Copy out each line below exactly as it appears.

─── Data lines ───

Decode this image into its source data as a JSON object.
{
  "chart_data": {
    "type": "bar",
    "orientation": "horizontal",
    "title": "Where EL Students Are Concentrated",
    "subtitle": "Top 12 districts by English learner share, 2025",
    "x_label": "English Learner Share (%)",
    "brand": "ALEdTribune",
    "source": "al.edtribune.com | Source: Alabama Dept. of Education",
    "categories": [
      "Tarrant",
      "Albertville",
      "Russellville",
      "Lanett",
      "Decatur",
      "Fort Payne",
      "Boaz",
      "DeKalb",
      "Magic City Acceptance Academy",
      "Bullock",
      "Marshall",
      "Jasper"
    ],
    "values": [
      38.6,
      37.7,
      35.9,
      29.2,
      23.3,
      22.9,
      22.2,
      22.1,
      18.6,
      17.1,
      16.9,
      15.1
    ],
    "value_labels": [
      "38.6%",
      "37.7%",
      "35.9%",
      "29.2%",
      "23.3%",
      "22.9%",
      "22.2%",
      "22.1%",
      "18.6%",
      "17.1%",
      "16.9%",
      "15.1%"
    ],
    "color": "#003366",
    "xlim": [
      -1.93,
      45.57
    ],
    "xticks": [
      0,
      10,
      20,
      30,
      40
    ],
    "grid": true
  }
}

───

• Result of the task
Decode this image into its source data as a JSON object.
{
  "chart_data": {
    "type": "bar",
    "orientation": "horizontal",
    "title": "Where EL Students Are Concentrated",
    "subtitle": "Top 12 districts by English learner share, 2025",
    "x_label": "English Learner Share (%)",
    "brand": "ALEdTribune",
    "source": "al.edtribune.com | Source: Alabama Dept. of Education",
    "categories": [
      "Tarrant",
      "Albertville",
      "Russellville",
      "Lanett",
      "Decatur",
      "Fort Payne",
      "Boaz",
      "DeKalb",
      "Magic City Acceptance Academy",
      "Bullock",
      "Marshall",
      "Jasper"
    ],
    "values": [
      38.6,
      37.7,
      35.9,
      29.2,
      23.3,
      22.9,
      22.2,
      22.1,
      18.6,
      17.1,
      16.9,
      15.1
    ],
    "value_labels": [
      "38.6%",
      "37.7%",
      "35.9%",
      "29.2%",
      "23.3%",
      "22.9%",
      "22.2%",
      "22.1%",
      "18.6%",
      "17.1%",
      "16.9%",
      "15.1%"
    ],
    "color": "#003366",
    "xlim": [
      -1.93,
      45.57
    ],
    "xticks": [
      0,
      10,
      20,
      30,
      40
    ],
    "grid": true
  }
}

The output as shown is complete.